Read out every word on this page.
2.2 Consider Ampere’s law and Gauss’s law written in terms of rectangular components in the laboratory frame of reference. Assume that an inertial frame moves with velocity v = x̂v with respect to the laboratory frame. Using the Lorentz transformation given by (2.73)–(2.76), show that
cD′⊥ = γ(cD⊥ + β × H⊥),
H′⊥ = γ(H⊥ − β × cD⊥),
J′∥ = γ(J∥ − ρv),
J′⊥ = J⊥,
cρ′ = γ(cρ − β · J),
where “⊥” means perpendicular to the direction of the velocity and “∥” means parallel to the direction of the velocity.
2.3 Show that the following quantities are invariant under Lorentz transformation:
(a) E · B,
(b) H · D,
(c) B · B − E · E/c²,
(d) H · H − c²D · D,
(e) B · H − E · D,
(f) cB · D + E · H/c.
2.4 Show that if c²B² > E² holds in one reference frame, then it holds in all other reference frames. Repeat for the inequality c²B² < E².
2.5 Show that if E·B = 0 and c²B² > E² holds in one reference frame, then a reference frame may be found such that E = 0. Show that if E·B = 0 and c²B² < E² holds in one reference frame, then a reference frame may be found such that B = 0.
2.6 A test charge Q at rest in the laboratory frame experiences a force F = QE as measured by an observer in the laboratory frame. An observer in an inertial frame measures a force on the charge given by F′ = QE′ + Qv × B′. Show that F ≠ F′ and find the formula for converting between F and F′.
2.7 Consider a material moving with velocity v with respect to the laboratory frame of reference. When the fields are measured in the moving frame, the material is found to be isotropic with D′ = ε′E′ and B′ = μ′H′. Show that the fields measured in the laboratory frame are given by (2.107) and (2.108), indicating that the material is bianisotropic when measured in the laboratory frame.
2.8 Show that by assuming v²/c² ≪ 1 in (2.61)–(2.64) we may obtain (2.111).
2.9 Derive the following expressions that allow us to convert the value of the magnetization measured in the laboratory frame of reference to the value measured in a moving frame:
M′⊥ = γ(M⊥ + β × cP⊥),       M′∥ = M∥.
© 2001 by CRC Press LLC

__________________________________________________

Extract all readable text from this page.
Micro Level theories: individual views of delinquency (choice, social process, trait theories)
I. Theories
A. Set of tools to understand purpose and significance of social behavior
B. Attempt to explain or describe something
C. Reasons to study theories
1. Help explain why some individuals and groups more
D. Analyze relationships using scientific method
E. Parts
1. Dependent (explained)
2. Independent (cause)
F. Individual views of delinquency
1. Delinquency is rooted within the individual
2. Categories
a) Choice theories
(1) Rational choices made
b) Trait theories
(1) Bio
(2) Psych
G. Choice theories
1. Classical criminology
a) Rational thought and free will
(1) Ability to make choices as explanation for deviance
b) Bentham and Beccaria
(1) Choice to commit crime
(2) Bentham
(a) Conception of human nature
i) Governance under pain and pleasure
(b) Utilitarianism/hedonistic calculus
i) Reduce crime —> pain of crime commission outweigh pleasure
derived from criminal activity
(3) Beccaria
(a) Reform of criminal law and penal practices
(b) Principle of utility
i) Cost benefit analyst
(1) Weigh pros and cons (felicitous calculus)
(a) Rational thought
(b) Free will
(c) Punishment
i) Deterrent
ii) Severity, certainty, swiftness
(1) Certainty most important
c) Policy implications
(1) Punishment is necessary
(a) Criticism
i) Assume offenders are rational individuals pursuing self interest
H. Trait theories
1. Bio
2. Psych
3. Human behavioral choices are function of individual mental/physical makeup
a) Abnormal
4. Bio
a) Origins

__________________________________________________

▶ [Task objective] Show all lines from the records above where the word "this" occurs.

▶ [Answer to the problem]
Read out every word on this page.
Extract all readable text from this page.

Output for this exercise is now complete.